── Information given

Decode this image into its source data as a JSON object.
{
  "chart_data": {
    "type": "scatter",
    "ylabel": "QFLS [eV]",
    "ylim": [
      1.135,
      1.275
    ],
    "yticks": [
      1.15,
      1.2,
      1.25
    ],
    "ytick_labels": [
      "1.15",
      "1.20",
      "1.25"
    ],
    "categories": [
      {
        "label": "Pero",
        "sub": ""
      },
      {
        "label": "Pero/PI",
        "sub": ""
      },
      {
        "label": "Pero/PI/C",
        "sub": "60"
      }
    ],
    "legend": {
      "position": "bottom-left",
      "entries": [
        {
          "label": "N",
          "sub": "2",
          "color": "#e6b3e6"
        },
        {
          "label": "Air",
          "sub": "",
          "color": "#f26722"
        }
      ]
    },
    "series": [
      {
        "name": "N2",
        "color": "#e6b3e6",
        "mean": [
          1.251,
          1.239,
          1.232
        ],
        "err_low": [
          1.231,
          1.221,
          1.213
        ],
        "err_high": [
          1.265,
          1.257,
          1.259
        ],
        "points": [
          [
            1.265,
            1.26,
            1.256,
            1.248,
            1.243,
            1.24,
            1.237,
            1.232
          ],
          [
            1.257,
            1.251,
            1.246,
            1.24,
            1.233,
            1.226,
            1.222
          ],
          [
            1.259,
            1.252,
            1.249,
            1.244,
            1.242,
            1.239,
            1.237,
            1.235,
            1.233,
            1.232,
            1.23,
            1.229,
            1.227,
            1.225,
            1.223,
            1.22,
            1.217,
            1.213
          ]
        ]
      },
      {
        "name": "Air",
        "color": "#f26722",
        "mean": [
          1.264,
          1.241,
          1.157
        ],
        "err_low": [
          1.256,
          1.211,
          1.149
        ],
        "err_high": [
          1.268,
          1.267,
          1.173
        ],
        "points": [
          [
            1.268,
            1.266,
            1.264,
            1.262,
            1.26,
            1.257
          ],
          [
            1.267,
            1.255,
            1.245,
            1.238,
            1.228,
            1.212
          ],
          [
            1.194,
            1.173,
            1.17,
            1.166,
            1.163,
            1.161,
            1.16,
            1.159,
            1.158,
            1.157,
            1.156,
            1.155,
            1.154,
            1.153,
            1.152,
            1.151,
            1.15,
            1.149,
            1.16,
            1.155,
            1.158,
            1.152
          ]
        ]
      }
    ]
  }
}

────

**Set exercise**
Every line of the records above needs to be given again exactly.

**Output below**
Decode this image into its source data as a JSON object.
{
  "chart_data": {
    "type": "scatter",
    "ylabel": "QFLS [eV]",
    "ylim": [
      1.135,
      1.275
    ],
    "yticks": [
      1.15,
      1.2,
      1.25
    ],
    "ytick_labels": [
      "1.15",
      "1.20",
      "1.25"
    ],
    "categories": [
      {
        "label": "Pero",
        "sub": ""
      },
      {
        "label": "Pero/PI",
        "sub": ""
      },
      {
        "label": "Pero/PI/C",
        "sub": "60"
      }
    ],
    "legend": {
      "position": "bottom-left",
      "entries": [
        {
          "label": "N",
          "sub": "2",
          "color": "#e6b3e6"
        },
        {
          "label": "Air",
          "sub": "",
          "color": "#f26722"
        }
      ]
    },
    "series": [
      {
        "name": "N2",
        "color": "#e6b3e6",
        "mean": [
          1.251,
          1.239,
          1.232
        ],
        "err_low": [
          1.231,
          1.221,
          1.213
        ],
        "err_high": [
          1.265,
          1.257,
          1.259
        ],
        "points": [
          [
            1.265,
            1.26,
            1.256,
            1.248,
            1.243,
            1.24,
            1.237,
            1.232
          ],
          [
            1.257,
            1.251,
            1.246,
            1.24,
            1.233,
            1.226,
            1.222
          ],
          [
            1.259,
            1.252,
            1.249,
            1.244,
            1.242,
            1.239,
            1.237,
            1.235,
            1.233,
            1.232,
            1.23,
            1.229,
            1.227,
            1.225,
            1.223,
            1.22,
            1.217,
            1.213
          ]
        ]
      },
      {
        "name": "Air",
        "color": "#f26722",
        "mean": [
          1.264,
          1.241,
          1.157
        ],
        "err_low": [
          1.256,
          1.211,
          1.149
        ],
        "err_high": [
          1.268,
          1.267,
          1.173
        ],
        "points": [
          [
            1.268,
            1.266,
            1.264,
            1.262,
            1.26,
            1.257
          ],
          [
            1.267,
            1.255,
            1.245,
            1.238,
            1.228,
            1.212
          ],
          [
            1.194,
            1.173,
            1.17,
            1.166,
            1.163,
            1.161,
            1.16,
            1.159,
            1.158,
            1.157,
            1.156,
            1.155,
            1.154,
            1.153,
            1.152,
            1.151,
            1.15,
            1.149,
            1.16,
            1.155,
            1.158,
            1.152
          ]
        ]
      }
    ]
  }
}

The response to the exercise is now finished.